___ Material ___

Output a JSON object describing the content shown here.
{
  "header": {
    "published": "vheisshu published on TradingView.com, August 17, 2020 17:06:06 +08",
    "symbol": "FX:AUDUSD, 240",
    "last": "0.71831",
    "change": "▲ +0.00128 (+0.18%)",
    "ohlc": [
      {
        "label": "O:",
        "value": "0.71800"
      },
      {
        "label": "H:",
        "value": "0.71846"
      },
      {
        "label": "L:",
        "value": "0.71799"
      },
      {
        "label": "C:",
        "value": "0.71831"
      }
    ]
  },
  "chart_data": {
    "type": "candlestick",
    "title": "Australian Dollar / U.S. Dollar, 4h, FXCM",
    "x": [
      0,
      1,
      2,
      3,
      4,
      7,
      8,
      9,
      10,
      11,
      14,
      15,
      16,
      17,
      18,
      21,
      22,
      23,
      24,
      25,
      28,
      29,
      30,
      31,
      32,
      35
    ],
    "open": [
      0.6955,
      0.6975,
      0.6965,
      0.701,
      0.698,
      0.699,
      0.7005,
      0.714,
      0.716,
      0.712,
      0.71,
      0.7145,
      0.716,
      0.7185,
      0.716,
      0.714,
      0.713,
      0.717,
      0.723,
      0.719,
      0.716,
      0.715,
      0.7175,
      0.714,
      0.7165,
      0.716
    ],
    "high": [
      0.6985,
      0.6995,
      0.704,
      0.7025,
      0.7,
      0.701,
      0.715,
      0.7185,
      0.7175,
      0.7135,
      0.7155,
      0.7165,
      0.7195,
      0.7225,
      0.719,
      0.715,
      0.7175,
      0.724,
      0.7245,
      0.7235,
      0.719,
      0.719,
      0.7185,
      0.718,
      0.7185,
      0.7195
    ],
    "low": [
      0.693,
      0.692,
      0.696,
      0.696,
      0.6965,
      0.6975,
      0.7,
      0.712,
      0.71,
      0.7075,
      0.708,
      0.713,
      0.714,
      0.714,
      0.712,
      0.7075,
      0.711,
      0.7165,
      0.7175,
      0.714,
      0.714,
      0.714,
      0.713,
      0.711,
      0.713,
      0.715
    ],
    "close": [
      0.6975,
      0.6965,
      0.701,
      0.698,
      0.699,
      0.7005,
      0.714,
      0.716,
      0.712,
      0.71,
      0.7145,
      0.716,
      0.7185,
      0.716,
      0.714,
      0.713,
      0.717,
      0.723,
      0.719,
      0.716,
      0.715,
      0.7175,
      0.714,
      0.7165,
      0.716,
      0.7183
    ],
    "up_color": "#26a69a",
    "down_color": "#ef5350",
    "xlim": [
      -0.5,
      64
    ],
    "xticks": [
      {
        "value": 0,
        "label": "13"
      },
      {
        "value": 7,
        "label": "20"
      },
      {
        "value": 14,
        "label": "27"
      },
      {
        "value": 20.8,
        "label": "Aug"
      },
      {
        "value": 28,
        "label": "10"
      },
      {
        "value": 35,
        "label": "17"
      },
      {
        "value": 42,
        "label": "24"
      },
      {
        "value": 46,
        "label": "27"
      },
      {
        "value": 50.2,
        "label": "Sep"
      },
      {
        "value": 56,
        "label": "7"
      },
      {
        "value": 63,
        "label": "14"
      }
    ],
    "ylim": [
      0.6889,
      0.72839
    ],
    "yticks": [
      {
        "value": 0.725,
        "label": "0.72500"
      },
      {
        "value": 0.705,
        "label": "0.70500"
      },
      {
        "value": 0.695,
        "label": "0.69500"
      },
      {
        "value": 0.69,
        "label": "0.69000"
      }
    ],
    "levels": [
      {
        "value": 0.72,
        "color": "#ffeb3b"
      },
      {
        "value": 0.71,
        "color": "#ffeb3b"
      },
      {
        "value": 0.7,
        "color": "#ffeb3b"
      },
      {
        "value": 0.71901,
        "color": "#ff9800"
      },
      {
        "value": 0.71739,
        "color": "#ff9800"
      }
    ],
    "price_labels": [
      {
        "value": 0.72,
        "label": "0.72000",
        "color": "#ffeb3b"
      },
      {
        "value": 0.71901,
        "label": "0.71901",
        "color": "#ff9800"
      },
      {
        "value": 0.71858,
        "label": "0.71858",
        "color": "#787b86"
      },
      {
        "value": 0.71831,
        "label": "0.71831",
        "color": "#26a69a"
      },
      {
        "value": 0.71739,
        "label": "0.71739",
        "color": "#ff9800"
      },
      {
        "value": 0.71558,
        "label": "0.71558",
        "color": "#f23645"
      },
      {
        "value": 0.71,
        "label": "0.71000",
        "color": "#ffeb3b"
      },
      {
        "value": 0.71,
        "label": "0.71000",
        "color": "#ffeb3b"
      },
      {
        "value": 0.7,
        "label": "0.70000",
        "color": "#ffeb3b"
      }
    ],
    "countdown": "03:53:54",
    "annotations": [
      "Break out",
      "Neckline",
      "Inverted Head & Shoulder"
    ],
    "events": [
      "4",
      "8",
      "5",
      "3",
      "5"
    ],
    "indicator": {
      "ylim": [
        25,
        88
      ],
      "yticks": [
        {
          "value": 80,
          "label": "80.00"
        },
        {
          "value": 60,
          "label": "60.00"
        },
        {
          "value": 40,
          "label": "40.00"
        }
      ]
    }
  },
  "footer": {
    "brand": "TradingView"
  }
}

___

Write an exact transcription of every entry above.

## Task solution
Output a JSON object describing the content shown here.
{
  "header": {
    "published": "vheisshu published on TradingView.com, August 17, 2020 17:06:06 +08",
    "symbol": "FX:AUDUSD, 240",
    "last": "0.71831",
    "change": "▲ +0.00128 (+0.18%)",
    "ohlc": [
      {
        "label": "O:",
        "value": "0.71800"
      },
      {
        "label": "H:",
        "value": "0.71846"
      },
      {
        "label": "L:",
        "value": "0.71799"
      },
      {
        "label": "C:",
        "value": "0.71831"
      }
    ]
  },
  "chart_data": {
    "type": "candlestick",
    "title": "Australian Dollar / U.S. Dollar, 4h, FXCM",
    "x": [
      0,
      1,
      2,
      3,
      4,
      7,
      8,
      9,
      10,
      11,
      14,
      15,
      16,
      17,
      18,
      21,
      22,
      23,
      24,
      25,
      28,
      29,
      30,
      31,
      32,
      35
    ],
    "open": [
      0.6955,
      0.6975,
      0.6965,
      0.701,
      0.698,
      0.699,
      0.7005,
      0.714,
      0.716,
      0.712,
      0.71,
      0.7145,
      0.716,
      0.7185,
      0.716,
      0.714,
      0.713,
      0.717,
      0.723,
      0.719,
      0.716,
      0.715,
      0.7175,
      0.714,
      0.7165,
      0.716
    ],
    "high": [
      0.6985,
      0.6995,
      0.704,
      0.7025,
      0.7,
      0.701,
      0.715,
      0.7185,
      0.7175,
      0.7135,
      0.7155,
      0.7165,
      0.7195,
      0.7225,
      0.719,
      0.715,
      0.7175,
      0.724,
      0.7245,
      0.7235,
      0.719,
      0.719,
      0.7185,
      0.718,
      0.7185,
      0.7195
    ],
    "low": [
      0.693,
      0.692,
      0.696,
      0.696,
      0.6965,
      0.6975,
      0.7,
      0.712,
      0.71,
      0.7075,
      0.708,
      0.713,
      0.714,
      0.714,
      0.712,
      0.7075,
      0.711,
      0.7165,
      0.7175,
      0.714,
      0.714,
      0.714,
      0.713,
      0.711,
      0.713,
      0.715
    ],
    "close": [
      0.6975,
      0.6965,
      0.701,
      0.698,
      0.699,
      0.7005,
      0.714,
      0.716,
      0.712,
      0.71,
      0.7145,
      0.716,
      0.7185,
      0.716,
      0.714,
      0.713,
      0.717,
      0.723,
      0.719,
      0.716,
      0.715,
      0.7175,
      0.714,
      0.7165,
      0.716,
      0.7183
    ],
    "up_color": "#26a69a",
    "down_color": "#ef5350",
    "xlim": [
      -0.5,
      64
    ],
    "xticks": [
      {
        "value": 0,
        "label": "13"
      },
      {
        "value": 7,
        "label": "20"
      },
      {
        "value": 14,
        "label": "27"
      },
      {
        "value": 20.8,
        "label": "Aug"
      },
      {
        "value": 28,
        "label": "10"
      },
      {
        "value": 35,
        "label": "17"
      },
      {
        "value": 42,
        "label": "24"
      },
      {
        "value": 46,
        "label": "27"
      },
      {
        "value": 50.2,
        "label": "Sep"
      },
      {
        "value": 56,
        "label": "7"
      },
      {
        "value": 63,
        "label": "14"
      }
    ],
    "ylim": [
      0.6889,
      0.72839
    ],
    "yticks": [
      {
        "value": 0.725,
        "label": "0.72500"
      },
      {
        "value": 0.705,
        "label": "0.70500"
      },
      {
        "value": 0.695,
        "label": "0.69500"
      },
      {
        "value": 0.69,
        "label": "0.69000"
      }
    ],
    "levels": [
      {
        "value": 0.72,
        "color": "#ffeb3b"
      },
      {
        "value": 0.71,
        "color": "#ffeb3b"
      },
      {
        "value": 0.7,
        "color": "#ffeb3b"
      },
      {
        "value": 0.71901,
        "color": "#ff9800"
      },
      {
        "value": 0.71739,
        "color": "#ff9800"
      }
    ],
    "price_labels": [
      {
        "value": 0.72,
        "label": "0.72000",
        "color": "#ffeb3b"
      },
      {
        "value": 0.71901,
        "label": "0.71901",
        "color": "#ff9800"
      },
      {
        "value": 0.71858,
        "label": "0.71858",
        "color": "#787b86"
      },
      {
        "value": 0.71831,
        "label": "0.71831",
        "color": "#26a69a"
      },
      {
        "value": 0.71739,
        "label": "0.71739",
        "color": "#ff9800"
      },
      {
        "value": 0.71558,
        "label": "0.71558",
        "color": "#f23645"
      },
      {
        "value": 0.71,
        "label": "0.71000",
        "color": "#ffeb3b"
      },
      {
        "value": 0.71,
        "label": "0.71000",
        "color": "#ffeb3b"
      },
      {
        "value": 0.7,
        "label": "0.70000",
        "color": "#ffeb3b"
      }
    ],
    "countdown": "03:53:54",
    "annotations": [
      "Break out",
      "Neckline",
      "Inverted Head & Shoulder"
    ],
    "events": [
      "4",
      "8",
      "5",
      "3",
      "5"
    ],
    "indicator": {
      "ylim": [
        25,
        88
      ],
      "yticks": [
        {
          "value": 80,
          "label": "80.00"
        },
        {
          "value": 60,
          "label": "60.00"
        },
        {
          "value": 40,
          "label": "40.00"
        }
      ]
    }
  },
  "footer": {
    "brand": "TradingView"
  }
}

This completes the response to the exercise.